# Objective
Return the listing word for word, as given.

# Dataset records
+ + + + + + +

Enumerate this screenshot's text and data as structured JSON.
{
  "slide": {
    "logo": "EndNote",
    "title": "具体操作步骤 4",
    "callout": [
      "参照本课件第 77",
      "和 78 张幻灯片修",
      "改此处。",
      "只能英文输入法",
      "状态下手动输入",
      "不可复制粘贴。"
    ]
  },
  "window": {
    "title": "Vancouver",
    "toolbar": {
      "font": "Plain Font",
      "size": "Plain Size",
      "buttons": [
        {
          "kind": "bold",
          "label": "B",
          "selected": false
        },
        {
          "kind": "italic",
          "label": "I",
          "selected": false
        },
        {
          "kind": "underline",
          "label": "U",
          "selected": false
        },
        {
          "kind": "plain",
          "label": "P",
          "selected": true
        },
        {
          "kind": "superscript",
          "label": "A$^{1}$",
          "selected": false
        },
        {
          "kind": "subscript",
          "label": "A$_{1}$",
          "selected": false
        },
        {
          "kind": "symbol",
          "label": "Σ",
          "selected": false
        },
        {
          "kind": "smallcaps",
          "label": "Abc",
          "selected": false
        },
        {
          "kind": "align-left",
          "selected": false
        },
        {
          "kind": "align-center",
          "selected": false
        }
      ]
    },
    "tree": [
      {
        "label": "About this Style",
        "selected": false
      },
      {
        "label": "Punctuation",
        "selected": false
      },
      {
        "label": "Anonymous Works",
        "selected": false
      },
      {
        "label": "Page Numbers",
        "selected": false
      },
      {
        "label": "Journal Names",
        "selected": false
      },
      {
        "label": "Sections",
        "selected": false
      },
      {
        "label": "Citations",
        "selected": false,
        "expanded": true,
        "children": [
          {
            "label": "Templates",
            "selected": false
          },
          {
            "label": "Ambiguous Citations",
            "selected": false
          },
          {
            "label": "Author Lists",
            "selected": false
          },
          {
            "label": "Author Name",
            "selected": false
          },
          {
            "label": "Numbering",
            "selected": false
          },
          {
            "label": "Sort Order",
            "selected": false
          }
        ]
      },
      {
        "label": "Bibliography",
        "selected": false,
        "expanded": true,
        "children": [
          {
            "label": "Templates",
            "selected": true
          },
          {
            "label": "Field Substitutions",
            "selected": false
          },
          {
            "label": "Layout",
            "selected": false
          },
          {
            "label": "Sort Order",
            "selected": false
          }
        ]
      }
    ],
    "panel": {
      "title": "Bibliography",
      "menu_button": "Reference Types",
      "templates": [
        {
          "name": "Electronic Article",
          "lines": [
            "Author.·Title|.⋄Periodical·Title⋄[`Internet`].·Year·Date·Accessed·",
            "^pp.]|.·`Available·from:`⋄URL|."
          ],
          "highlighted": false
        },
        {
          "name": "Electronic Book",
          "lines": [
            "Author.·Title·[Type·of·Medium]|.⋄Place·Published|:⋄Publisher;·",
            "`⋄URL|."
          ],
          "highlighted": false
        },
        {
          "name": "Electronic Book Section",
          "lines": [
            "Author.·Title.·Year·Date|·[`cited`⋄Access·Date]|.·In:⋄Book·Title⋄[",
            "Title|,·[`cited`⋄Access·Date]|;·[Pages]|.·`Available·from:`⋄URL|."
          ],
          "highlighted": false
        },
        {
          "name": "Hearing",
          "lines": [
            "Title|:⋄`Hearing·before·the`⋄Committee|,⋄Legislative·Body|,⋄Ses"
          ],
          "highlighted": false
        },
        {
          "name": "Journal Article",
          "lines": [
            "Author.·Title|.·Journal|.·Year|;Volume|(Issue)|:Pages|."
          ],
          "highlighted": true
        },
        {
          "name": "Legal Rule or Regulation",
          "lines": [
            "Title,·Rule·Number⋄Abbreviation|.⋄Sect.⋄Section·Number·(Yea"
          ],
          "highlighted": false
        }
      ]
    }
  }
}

+ + + + + + +

# Result below
Enumerate this screenshot's text and data as structured JSON.
{
  "slide": {
    "logo": "EndNote",
    "title": "具体操作步骤 4",
    "callout": [
      "参照本课件第 77",
      "和 78 张幻灯片修",
      "改此处。",
      "只能英文输入法",
      "状态下手动输入",
      "不可复制粘贴。"
    ]
  },
  "window": {
    "title": "Vancouver",
    "toolbar": {
      "font": "Plain Font",
      "size": "Plain Size",
      "buttons": [
        {
          "kind": "bold",
          "label": "B",
          "selected": false
        },
        {
          "kind": "italic",
          "label": "I",
          "selected": false
        },
        {
          "kind": "underline",
          "label": "U",
          "selected": false
        },
        {
          "kind": "plain",
          "label": "P",
          "selected": true
        },
        {
          "kind": "superscript",
          "label": "A$^{1}$",
          "selected": false
        },
        {
          "kind": "subscript",
          "label": "A$_{1}$",
          "selected": false
        },
        {
          "kind": "symbol",
          "label": "Σ",
          "selected": false
        },
        {
          "kind": "smallcaps",
          "label": "Abc",
          "selected": false
        },
        {
          "kind": "align-left",
          "selected": false
        },
        {
          "kind": "align-center",
          "selected": false
        }
      ]
    },
    "tree": [
      {
        "label": "About this Style",
        "selected": false
      },
      {
        "label": "Punctuation",
        "selected": false
      },
      {
        "label": "Anonymous Works",
        "selected": false
      },
      {
        "label": "Page Numbers",
        "selected": false
      },
      {
        "label": "Journal Names",
        "selected": false
      },
      {
        "label": "Sections",
        "selected": false
      },
      {
        "label": "Citations",
        "selected": false,
        "expanded": true,
        "children": [
          {
            "label": "Templates",
            "selected": false
          },
          {
            "label": "Ambiguous Citations",
            "selected": false
          },
          {
            "label": "Author Lists",
            "selected": false
          },
          {
            "label": "Author Name",
            "selected": false
          },
          {
            "label": "Numbering",
            "selected": false
          },
          {
            "label": "Sort Order",
            "selected": false
          }
        ]
      },
      {
        "label": "Bibliography",
        "selected": false,
        "expanded": true,
        "children": [
          {
            "label": "Templates",
            "selected": true
          },
          {
            "label": "Field Substitutions",
            "selected": false
          },
          {
            "label": "Layout",
            "selected": false
          },
          {
            "label": "Sort Order",
            "selected": false
          }
        ]
      }
    ],
    "panel": {
      "title": "Bibliography",
      "menu_button": "Reference Types",
      "templates": [
        {
          "name": "Electronic Article",
          "lines": [
            "Author.·Title|.⋄Periodical·Title⋄[`Internet`].·Year·Date·Accessed·",
            "^pp.]|.·`Available·from:`⋄URL|."
          ],
          "highlighted": false
        },
        {
          "name": "Electronic Book",
          "lines": [
            "Author.·Title·[Type·of·Medium]|.⋄Place·Published|:⋄Publisher;·",
            "`⋄URL|."
          ],
          "highlighted": false
        },
        {
          "name": "Electronic Book Section",
          "lines": [
            "Author.·Title.·Year·Date|·[`cited`⋄Access·Date]|.·In:⋄Book·Title⋄[",
            "Title|,·[`cited`⋄Access·Date]|;·[Pages]|.·`Available·from:`⋄URL|."
          ],
          "highlighted": false
        },
        {
          "name": "Hearing",
          "lines": [
            "Title|:⋄`Hearing·before·the`⋄Committee|,⋄Legislative·Body|,⋄Ses"
          ],
          "highlighted": false
        },
        {
          "name": "Journal Article",
          "lines": [
            "Author.·Title|.·Journal|.·Year|;Volume|(Issue)|:Pages|."
          ],
          "highlighted": true
        },
        {
          "name": "Legal Rule or Regulation",
          "lines": [
            "Title,·Rule·Number⋄Abbreviation|.⋄Sect.⋄Section·Number·(Yea"
          ],
          "highlighted": false
        }
      ]
    }
  }
}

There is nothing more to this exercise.